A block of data
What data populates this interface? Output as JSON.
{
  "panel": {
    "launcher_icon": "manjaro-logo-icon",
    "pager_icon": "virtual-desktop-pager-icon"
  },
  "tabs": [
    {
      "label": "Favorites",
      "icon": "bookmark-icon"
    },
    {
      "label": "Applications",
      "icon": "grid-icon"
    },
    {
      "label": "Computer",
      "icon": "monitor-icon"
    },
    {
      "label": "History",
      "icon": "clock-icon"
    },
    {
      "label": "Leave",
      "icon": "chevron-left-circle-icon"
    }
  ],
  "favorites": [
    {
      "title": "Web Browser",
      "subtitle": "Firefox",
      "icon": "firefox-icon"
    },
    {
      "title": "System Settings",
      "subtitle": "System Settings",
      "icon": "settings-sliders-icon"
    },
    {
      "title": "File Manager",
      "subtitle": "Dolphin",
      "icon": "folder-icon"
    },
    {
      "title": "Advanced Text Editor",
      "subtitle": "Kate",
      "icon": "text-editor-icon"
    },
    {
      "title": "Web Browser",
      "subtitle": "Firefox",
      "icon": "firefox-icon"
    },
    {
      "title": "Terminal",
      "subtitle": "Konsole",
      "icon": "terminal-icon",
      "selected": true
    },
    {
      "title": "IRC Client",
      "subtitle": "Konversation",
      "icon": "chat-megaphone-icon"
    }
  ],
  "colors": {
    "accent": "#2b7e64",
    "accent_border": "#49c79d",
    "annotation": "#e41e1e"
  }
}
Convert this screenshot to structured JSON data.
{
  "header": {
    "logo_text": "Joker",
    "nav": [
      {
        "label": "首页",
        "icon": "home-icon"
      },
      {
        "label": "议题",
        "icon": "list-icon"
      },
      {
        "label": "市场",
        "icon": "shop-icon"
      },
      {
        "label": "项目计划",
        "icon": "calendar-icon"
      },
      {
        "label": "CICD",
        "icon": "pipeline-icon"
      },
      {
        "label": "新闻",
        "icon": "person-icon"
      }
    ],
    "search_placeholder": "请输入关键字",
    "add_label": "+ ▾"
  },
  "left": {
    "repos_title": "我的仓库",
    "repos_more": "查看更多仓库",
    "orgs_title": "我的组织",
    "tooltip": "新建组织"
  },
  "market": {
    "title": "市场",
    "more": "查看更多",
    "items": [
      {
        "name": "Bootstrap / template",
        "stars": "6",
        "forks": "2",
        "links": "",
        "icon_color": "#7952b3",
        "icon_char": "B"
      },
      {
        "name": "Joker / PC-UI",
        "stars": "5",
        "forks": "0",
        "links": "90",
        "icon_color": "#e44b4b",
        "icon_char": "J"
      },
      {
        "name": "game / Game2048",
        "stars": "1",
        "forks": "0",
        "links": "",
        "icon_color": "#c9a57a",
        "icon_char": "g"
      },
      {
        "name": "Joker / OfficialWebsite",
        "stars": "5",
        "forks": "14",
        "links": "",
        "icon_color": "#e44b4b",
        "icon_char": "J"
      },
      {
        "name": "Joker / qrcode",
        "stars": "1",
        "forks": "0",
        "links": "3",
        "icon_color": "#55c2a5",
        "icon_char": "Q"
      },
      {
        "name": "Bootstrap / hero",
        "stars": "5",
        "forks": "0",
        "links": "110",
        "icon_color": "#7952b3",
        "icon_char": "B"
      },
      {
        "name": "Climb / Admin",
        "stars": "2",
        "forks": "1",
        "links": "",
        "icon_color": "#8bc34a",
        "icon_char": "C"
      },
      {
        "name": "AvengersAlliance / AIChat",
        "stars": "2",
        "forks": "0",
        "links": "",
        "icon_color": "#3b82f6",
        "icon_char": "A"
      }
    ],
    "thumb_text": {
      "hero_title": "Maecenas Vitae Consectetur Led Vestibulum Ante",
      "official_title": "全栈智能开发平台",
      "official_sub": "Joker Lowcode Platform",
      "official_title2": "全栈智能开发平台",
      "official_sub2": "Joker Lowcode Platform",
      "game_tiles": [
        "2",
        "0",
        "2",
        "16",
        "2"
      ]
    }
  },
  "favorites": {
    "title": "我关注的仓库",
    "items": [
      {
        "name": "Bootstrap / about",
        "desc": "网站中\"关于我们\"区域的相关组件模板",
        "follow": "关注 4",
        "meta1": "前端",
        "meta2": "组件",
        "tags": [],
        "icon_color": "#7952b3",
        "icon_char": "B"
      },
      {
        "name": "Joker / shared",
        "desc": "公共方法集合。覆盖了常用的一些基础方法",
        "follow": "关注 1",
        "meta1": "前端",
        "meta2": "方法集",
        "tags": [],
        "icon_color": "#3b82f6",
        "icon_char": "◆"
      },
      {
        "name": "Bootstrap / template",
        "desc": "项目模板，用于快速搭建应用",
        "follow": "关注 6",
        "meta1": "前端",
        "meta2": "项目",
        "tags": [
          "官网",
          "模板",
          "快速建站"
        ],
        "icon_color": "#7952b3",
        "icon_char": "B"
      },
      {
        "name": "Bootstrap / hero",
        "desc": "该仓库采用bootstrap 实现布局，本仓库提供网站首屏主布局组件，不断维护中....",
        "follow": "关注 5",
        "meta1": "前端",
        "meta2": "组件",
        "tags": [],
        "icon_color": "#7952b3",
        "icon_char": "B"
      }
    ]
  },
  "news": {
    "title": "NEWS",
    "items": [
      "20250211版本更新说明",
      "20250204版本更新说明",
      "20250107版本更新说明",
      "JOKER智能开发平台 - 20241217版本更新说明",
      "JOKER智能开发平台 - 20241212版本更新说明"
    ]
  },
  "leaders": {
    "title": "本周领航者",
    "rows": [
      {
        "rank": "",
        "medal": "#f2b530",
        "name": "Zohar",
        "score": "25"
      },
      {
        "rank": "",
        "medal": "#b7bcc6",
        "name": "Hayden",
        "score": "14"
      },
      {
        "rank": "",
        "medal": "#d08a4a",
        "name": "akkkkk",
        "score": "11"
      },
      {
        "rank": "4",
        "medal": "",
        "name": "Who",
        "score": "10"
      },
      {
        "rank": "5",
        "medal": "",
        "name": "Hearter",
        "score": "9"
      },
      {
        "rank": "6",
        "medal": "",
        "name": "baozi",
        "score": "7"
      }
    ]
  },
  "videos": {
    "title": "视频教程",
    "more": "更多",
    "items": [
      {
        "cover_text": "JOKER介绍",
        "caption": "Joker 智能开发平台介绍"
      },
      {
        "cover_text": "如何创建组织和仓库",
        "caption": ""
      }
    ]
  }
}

*BRIEF*. Return each entry from the material above exactly as it appears.

*ANSWER TO THE PROBLEM*.
What data populates this interface? Output as JSON.
{
  "panel": {
    "launcher_icon": "manjaro-logo-icon",
    "pager_icon": "virtual-desktop-pager-icon"
  },
  "tabs": [
    {
      "label": "Favorites",
      "icon": "bookmark-icon"
    },
    {
      "label": "Applications",
      "icon": "grid-icon"
    },
    {
      "label": "Computer",
      "icon": "monitor-icon"
    },
    {
      "label": "History",
      "icon": "clock-icon"
    },
    {
      "label": "Leave",
      "icon": "chevron-left-circle-icon"
    }
  ],
  "favorites": [
    {
      "title": "Web Browser",
      "subtitle": "Firefox",
      "icon": "firefox-icon"
    },
    {
      "title": "System Settings",
      "subtitle": "System Settings",
      "icon": "settings-sliders-icon"
    },
    {
      "title": "File Manager",
      "subtitle": "Dolphin",
      "icon": "folder-icon"
    },
    {
      "title": "Advanced Text Editor",
      "subtitle": "Kate",
      "icon": "text-editor-icon"
    },
    {
      "title": "Web Browser",
      "subtitle": "Firefox",
      "icon": "firefox-icon"
    },
    {
      "title": "Terminal",
      "subtitle": "Konsole",
      "icon": "terminal-icon",
      "selected": true
    },
    {
      "title": "IRC Client",
      "subtitle": "Konversation",
      "icon": "chat-megaphone-icon"
    }
  ],
  "colors": {
    "accent": "#2b7e64",
    "accent_border": "#49c79d",
    "annotation": "#e41e1e"
  }
}
Convert this screenshot to structured JSON data.
{
  "header": {
    "logo_text": "Joker",
    "nav": [
      {
        "label": "首页",
        "icon": "home-icon"
      },
      {
        "label": "议题",
        "icon": "list-icon"
      },
      {
        "label": "市场",
        "icon": "shop-icon"
      },
      {
        "label": "项目计划",
        "icon": "calendar-icon"
      },
      {
        "label": "CICD",
        "icon": "pipeline-icon"
      },
      {
        "label": "新闻",
        "icon": "person-icon"
      }
    ],
    "search_placeholder": "请输入关键字",
    "add_label": "+ ▾"
  },
  "left": {
    "repos_title": "我的仓库",
    "repos_more": "查看更多仓库",
    "orgs_title": "我的组织",
    "tooltip": "新建组织"
  },
  "market": {
    "title": "市场",
    "more": "查看更多",
    "items": [
      {
        "name": "Bootstrap / template",
        "stars": "6",
        "forks": "2",
        "links": "",
        "icon_color": "#7952b3",
        "icon_char": "B"
      },
      {
        "name": "Joker / PC-UI",
        "stars": "5",
        "forks": "0",
        "links": "90",
        "icon_color": "#e44b4b",
        "icon_char": "J"
      },
      {
        "name": "game / Game2048",
        "stars": "1",
        "forks": "0",
        "links": "",
        "icon_color": "#c9a57a",
        "icon_char": "g"
      },
      {
        "name": "Joker / OfficialWebsite",
        "stars": "5",
        "forks": "14",
        "links": "",
        "icon_color": "#e44b4b",
        "icon_char": "J"
      },
      {
        "name": "Joker / qrcode",
        "stars": "1",
        "forks": "0",
        "links": "3",
        "icon_color": "#55c2a5",
        "icon_char": "Q"
      },
      {
        "name": "Bootstrap / hero",
        "stars": "5",
        "forks": "0",
        "links": "110",
        "icon_color": "#7952b3",
        "icon_char": "B"
      },
      {
        "name": "Climb / Admin",
        "stars": "2",
        "forks": "1",
        "links": "",
        "icon_color": "#8bc34a",
        "icon_char": "C"
      },
      {
        "name": "AvengersAlliance / AIChat",
        "stars": "2",
        "forks": "0",
        "links": "",
        "icon_color": "#3b82f6",
        "icon_char": "A"
      }
    ],
    "thumb_text": {
      "hero_title": "Maecenas Vitae Consectetur Led Vestibulum Ante",
      "official_title": "全栈智能开发平台",
      "official_sub": "Joker Lowcode Platform",
      "official_title2": "全栈智能开发平台",
      "official_sub2": "Joker Lowcode Platform",
      "game_tiles": [
        "2",
        "0",
        "2",
        "16",
        "2"
      ]
    }
  },
  "favorites": {
    "title": "我关注的仓库",
    "items": [
      {
        "name": "Bootstrap / about",
        "desc": "网站中\"关于我们\"区域的相关组件模板",
        "follow": "关注 4",
        "meta1": "前端",
        "meta2": "组件",
        "tags": [],
        "icon_color": "#7952b3",
        "icon_char": "B"
      },
      {
        "name": "Joker / shared",
        "desc": "公共方法集合。覆盖了常用的一些基础方法",
        "follow": "关注 1",
        "meta1": "前端",
        "meta2": "方法集",
        "tags": [],
        "icon_color": "#3b82f6",
        "icon_char": "◆"
      },
      {
        "name": "Bootstrap / template",
        "desc": "项目模板，用于快速搭建应用",
        "follow": "关注 6",
        "meta1": "前端",
        "meta2": "项目",
        "tags": [
          "官网",
          "模板",
          "快速建站"
        ],
        "icon_color": "#7952b3",
        "icon_char": "B"
      },
      {
        "name": "Bootstrap / hero",
        "desc": "该仓库采用bootstrap 实现布局，本仓库提供网站首屏主布局组件，不断维护中....",
        "follow": "关注 5",
        "meta1": "前端",
        "meta2": "组件",
        "tags": [],
        "icon_color": "#7952b3",
        "icon_char": "B"
      }
    ]
  },
  "news": {
    "title": "NEWS",
    "items": [
      "20250211版本更新说明",
      "20250204版本更新说明",
      "20250107版本更新说明",
      "JOKER智能开发平台 - 20241217版本更新说明",
      "JOKER智能开发平台 - 20241212版本更新说明"
    ]
  },
  "leaders": {
    "title": "本周领航者",
    "rows": [
      {
        "rank": "",
        "medal": "#f2b530",
        "name": "Zohar",
        "score": "25"
      },
      {
        "rank": "",
        "medal": "#b7bcc6",
        "name": "Hayden",
        "score": "14"
      },
      {
        "rank": "",
        "medal": "#d08a4a",
        "name": "akkkkk",
        "score": "11"
      },
      {
        "rank": "4",
        "medal": "",
        "name": "Who",
        "score": "10"
      },
      {
        "rank": "5",
        "medal": "",
        "name": "Hearter",
        "score": "9"
      },
      {
        "rank": "6",
        "medal": "",
        "name": "baozi",
        "score": "7"
      }
    ]
  },
  "videos": {
    "title": "视频教程",
    "more": "更多",
    "items": [
      {
        "cover_text": "JOKER介绍",
        "caption": "Joker 智能开发平台介绍"
      },
      {
        "cover_text": "如何创建组织和仓库",
        "caption": ""
      }
    ]
  }
}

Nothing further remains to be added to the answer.